====== RECORDS PROVIDED
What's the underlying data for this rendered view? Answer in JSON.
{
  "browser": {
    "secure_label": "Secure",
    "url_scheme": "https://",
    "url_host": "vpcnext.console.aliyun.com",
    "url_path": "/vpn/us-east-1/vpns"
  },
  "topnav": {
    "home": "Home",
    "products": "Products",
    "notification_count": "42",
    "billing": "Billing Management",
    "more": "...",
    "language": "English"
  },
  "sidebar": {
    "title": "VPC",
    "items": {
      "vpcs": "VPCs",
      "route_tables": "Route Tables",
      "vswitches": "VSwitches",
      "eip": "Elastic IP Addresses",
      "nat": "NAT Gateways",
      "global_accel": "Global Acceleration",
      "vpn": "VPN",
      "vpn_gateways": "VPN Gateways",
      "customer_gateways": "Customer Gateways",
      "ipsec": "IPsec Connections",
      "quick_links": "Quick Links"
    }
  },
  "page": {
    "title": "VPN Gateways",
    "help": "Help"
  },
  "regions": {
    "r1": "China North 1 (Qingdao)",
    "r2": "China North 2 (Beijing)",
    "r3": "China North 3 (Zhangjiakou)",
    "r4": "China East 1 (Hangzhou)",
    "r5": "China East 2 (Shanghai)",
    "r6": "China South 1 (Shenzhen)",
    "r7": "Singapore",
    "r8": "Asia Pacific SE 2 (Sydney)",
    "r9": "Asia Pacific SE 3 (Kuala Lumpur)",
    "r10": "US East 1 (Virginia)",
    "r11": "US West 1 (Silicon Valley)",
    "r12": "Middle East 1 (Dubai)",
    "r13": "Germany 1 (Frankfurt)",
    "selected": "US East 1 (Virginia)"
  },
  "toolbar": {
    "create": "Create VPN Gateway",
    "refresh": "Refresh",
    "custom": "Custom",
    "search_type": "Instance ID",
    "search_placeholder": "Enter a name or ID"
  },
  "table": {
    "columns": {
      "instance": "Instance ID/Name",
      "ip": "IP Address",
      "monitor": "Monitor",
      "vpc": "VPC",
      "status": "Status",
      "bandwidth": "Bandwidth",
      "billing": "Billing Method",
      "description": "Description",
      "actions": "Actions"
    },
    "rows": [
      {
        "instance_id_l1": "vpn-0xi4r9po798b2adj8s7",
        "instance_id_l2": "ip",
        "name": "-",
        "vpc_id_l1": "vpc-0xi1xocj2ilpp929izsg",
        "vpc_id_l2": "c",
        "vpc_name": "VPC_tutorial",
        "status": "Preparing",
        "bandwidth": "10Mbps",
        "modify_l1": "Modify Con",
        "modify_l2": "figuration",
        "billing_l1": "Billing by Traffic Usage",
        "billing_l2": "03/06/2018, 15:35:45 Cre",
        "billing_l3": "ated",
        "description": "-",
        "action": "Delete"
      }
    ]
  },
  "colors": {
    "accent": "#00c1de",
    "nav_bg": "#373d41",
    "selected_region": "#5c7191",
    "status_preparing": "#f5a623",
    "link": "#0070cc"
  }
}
============
[DIRECTIVE] Would you reproduce all the entries exactly?

[THE OUTPUT]
What's the underlying data for this rendered view? Answer in JSON.
{
  "browser": {
    "secure_label": "Secure",
    "url_scheme": "https://",
    "url_host": "vpcnext.console.aliyun.com",
    "url_path": "/vpn/us-east-1/vpns"
  },
  "topnav": {
    "home": "Home",
    "products": "Products",
    "notification_count": "42",
    "billing": "Billing Management",
    "more": "...",
    "language": "English"
  },
  "sidebar": {
    "title": "VPC",
    "items": {
      "vpcs": "VPCs",
      "route_tables": "Route Tables",
      "vswitches": "VSwitches",
      "eip": "Elastic IP Addresses",
      "nat": "NAT Gateways",
      "global_accel": "Global Acceleration",
      "vpn": "VPN",
      "vpn_gateways": "VPN Gateways",
      "customer_gateways": "Customer Gateways",
      "ipsec": "IPsec Connections",
      "quick_links": "Quick Links"
    }
  },
  "page": {
    "title": "VPN Gateways",
    "help": "Help"
  },
  "regions": {
    "r1": "China North 1 (Qingdao)",
    "r2": "China North 2 (Beijing)",
    "r3": "China North 3 (Zhangjiakou)",
    "r4": "China East 1 (Hangzhou)",
    "r5": "China East 2 (Shanghai)",
    "r6": "China South 1 (Shenzhen)",
    "r7": "Singapore",
    "r8": "Asia Pacific SE 2 (Sydney)",
    "r9": "Asia Pacific SE 3 (Kuala Lumpur)",
    "r10": "US East 1 (Virginia)",
    "r11": "US West 1 (Silicon Valley)",
    "r12": "Middle East 1 (Dubai)",
    "r13": "Germany 1 (Frankfurt)",
    "selected": "US East 1 (Virginia)"
  },
  "toolbar": {
    "create": "Create VPN Gateway",
    "refresh": "Refresh",
    "custom": "Custom",
    "search_type": "Instance ID",
    "search_placeholder": "Enter a name or ID"
  },
  "table": {
    "columns": {
      "instance": "Instance ID/Name",
      "ip": "IP Address",
      "monitor": "Monitor",
      "vpc": "VPC",
      "status": "Status",
      "bandwidth": "Bandwidth",
      "billing": "Billing Method",
      "description": "Description",
      "actions": "Actions"
    },
    "rows": [
      {
        "instance_id_l1": "vpn-0xi4r9po798b2adj8s7",
        "instance_id_l2": "ip",
        "name": "-",
        "vpc_id_l1": "vpc-0xi1xocj2ilpp929izsg",
        "vpc_id_l2": "c",
        "vpc_name": "VPC_tutorial",
        "status": "Preparing",
        "bandwidth": "10Mbps",
        "modify_l1": "Modify Con",
        "modify_l2": "figuration",
        "billing_l1": "Billing by Traffic Usage",
        "billing_l2": "03/06/2018, 15:35:45 Cre",
        "billing_l3": "ated",
        "description": "-",
        "action": "Delete"
      }
    ]
  },
  "colors": {
    "accent": "#00c1de",
    "nav_bg": "#373d41",
    "selected_region": "#5c7191",
    "status_preparing": "#f5a623",
    "link": "#0070cc"
  }
}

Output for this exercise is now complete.